[Stated exercise]: Pick out every line holding the string "Burundi" and copy it.

-- start of Exercise data --

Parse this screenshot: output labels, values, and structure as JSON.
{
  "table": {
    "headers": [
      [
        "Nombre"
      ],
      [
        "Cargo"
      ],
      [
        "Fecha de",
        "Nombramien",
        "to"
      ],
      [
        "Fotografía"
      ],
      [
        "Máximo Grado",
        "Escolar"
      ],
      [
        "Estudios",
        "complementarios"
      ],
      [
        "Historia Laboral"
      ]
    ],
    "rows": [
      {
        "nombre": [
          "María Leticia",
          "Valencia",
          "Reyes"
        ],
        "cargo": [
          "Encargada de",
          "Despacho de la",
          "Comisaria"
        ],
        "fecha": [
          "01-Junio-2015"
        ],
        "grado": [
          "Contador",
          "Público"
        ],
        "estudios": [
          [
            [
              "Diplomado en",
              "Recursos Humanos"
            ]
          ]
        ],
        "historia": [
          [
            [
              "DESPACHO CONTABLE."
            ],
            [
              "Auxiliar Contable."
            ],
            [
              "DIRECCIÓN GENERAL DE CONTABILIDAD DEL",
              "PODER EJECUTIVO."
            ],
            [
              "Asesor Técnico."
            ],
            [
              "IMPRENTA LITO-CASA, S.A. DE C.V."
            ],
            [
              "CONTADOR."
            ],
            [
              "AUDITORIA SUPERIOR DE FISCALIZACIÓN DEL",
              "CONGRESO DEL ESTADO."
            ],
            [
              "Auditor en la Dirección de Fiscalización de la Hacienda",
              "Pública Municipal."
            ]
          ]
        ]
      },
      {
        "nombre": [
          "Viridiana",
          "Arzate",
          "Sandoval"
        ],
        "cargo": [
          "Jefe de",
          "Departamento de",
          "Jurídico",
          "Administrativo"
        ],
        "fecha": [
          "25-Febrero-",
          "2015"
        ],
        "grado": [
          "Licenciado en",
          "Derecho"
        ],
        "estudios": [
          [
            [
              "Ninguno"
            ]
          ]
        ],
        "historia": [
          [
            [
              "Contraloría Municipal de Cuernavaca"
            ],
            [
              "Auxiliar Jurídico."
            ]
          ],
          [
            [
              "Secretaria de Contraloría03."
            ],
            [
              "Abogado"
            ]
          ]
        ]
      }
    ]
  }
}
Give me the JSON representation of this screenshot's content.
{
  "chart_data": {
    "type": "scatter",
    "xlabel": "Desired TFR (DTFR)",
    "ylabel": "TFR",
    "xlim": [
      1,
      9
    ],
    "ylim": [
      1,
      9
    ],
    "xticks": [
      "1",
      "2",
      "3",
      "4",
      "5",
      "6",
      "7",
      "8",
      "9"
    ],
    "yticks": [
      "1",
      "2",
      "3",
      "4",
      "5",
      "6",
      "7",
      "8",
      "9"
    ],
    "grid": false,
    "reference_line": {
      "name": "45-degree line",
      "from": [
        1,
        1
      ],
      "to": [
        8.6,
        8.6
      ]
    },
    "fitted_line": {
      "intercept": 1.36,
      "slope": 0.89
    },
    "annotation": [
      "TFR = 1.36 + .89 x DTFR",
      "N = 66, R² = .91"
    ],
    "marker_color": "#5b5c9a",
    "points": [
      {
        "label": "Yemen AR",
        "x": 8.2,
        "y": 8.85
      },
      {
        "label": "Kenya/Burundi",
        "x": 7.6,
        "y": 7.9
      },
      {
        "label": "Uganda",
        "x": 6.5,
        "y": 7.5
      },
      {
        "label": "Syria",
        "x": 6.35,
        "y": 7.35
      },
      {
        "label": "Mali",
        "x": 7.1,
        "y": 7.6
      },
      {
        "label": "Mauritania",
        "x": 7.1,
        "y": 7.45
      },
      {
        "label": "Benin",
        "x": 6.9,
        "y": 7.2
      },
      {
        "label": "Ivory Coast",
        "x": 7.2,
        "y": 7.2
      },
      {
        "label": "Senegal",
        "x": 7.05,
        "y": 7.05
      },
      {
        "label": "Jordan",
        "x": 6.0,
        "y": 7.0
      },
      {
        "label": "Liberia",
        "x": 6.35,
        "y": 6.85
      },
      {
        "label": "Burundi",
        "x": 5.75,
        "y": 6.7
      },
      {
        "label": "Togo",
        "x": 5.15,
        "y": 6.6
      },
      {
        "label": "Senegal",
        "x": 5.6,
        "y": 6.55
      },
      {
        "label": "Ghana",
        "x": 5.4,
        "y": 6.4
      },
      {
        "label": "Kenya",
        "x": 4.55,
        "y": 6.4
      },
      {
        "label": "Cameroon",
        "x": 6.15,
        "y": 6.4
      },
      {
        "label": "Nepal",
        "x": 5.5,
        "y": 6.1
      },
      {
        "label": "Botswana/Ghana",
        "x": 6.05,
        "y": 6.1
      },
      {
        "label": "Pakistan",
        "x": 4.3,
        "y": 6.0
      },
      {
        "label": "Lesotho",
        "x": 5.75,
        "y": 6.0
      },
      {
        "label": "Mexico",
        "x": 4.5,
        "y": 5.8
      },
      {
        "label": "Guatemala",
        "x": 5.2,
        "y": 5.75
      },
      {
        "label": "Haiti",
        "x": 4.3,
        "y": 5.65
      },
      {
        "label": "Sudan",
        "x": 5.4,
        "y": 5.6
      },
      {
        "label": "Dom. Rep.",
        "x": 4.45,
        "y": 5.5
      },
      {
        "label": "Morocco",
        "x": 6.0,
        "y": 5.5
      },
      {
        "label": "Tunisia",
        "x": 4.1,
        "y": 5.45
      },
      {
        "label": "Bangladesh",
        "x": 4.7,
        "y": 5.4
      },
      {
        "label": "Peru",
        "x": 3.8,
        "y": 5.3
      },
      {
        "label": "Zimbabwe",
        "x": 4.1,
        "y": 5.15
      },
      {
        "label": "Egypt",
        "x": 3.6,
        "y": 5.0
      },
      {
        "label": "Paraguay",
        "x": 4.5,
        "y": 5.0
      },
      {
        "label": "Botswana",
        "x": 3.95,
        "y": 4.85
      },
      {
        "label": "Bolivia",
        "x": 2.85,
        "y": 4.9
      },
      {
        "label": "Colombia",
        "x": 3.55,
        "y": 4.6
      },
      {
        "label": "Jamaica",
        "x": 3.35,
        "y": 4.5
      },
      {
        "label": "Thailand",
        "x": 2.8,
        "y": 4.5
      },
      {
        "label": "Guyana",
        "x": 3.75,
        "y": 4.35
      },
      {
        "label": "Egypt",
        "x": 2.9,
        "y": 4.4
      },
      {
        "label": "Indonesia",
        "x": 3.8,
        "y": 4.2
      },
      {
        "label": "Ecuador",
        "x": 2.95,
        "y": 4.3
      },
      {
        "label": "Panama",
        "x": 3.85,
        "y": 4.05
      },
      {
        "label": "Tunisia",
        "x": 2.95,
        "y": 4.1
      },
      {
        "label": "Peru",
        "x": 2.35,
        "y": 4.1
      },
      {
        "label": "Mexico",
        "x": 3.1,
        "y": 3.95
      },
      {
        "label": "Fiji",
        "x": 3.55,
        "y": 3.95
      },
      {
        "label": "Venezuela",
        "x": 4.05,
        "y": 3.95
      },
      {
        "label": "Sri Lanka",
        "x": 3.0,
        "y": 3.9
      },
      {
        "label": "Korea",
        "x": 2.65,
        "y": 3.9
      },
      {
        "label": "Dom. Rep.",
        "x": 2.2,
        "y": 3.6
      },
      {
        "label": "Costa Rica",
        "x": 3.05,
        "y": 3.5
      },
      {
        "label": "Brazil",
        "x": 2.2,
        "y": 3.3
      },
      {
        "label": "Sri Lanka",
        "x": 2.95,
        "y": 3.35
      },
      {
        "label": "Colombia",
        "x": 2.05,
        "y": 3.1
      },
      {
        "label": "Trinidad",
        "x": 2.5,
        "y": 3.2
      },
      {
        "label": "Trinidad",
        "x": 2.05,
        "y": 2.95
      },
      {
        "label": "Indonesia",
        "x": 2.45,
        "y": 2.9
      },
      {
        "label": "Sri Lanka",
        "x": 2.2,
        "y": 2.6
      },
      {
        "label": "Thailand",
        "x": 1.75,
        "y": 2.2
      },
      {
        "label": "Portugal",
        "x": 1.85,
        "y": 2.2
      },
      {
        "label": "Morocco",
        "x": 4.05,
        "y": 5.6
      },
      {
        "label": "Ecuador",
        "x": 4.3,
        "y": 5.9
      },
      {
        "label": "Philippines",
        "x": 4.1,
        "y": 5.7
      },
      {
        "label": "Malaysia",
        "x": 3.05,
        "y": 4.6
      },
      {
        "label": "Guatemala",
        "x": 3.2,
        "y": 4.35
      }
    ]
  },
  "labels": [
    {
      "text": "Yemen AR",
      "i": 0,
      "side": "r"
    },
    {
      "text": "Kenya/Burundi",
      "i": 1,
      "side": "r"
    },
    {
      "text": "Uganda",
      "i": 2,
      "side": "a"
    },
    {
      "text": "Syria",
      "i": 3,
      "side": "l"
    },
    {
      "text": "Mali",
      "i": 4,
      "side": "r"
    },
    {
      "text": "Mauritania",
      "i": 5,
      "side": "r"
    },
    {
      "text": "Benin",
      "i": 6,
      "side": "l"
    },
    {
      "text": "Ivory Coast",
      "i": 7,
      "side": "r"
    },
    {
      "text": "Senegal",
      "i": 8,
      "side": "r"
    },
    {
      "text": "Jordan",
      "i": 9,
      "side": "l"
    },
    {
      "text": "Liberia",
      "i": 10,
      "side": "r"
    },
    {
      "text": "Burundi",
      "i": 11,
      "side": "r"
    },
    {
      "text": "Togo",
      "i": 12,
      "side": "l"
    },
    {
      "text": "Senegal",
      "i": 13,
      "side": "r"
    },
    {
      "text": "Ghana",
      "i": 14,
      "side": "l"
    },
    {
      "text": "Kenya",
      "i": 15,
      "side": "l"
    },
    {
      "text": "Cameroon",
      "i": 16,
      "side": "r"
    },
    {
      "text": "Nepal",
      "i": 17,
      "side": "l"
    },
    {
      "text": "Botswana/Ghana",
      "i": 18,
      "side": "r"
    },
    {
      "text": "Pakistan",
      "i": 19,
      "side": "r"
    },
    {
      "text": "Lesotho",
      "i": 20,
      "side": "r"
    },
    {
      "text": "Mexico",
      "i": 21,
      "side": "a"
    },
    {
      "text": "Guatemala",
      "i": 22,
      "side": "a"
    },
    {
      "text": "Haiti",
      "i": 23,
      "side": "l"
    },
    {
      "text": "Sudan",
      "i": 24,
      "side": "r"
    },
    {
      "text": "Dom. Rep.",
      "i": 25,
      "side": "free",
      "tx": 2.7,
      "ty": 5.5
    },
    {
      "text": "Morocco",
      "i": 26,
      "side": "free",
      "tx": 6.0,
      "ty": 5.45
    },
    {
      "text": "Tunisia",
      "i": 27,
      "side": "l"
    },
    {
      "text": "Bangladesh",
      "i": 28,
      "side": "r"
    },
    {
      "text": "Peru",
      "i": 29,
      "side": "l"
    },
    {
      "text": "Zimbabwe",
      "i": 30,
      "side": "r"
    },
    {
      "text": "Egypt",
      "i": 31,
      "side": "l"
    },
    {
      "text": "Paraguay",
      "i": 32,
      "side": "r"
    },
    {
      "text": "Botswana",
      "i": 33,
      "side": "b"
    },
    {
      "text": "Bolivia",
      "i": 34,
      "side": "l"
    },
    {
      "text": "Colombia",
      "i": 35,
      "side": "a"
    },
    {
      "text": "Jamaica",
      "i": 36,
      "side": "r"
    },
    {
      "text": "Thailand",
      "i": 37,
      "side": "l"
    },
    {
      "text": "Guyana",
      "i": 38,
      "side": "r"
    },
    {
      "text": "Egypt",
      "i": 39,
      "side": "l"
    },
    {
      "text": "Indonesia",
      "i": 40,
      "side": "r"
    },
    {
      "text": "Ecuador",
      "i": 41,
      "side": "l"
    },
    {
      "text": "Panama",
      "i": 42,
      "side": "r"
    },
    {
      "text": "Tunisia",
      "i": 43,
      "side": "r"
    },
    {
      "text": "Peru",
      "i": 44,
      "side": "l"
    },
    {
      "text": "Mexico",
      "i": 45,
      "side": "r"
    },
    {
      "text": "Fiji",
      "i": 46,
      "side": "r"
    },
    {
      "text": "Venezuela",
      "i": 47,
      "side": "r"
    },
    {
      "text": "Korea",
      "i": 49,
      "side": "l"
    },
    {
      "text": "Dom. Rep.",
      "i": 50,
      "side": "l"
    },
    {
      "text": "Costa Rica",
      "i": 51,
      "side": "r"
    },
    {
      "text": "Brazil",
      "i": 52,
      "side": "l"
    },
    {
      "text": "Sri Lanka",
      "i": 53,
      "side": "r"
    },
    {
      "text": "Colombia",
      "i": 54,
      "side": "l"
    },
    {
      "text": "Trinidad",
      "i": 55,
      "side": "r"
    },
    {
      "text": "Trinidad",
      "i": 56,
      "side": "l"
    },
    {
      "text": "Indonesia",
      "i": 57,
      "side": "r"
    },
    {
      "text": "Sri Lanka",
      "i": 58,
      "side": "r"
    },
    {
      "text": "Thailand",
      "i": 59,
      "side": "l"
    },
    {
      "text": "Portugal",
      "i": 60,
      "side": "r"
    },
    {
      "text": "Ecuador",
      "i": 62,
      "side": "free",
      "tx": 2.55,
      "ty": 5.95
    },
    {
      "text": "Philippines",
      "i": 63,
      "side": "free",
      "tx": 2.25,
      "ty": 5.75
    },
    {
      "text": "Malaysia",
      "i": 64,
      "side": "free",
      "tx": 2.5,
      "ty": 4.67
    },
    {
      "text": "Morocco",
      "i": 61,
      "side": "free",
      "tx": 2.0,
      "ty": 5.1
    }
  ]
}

-- end of Exercise data --

[Reply]:
        "label": "Kenya/Burundi",
        "label": "Burundi",
      "text": "Kenya/Burundi",
      "text": "Burundi",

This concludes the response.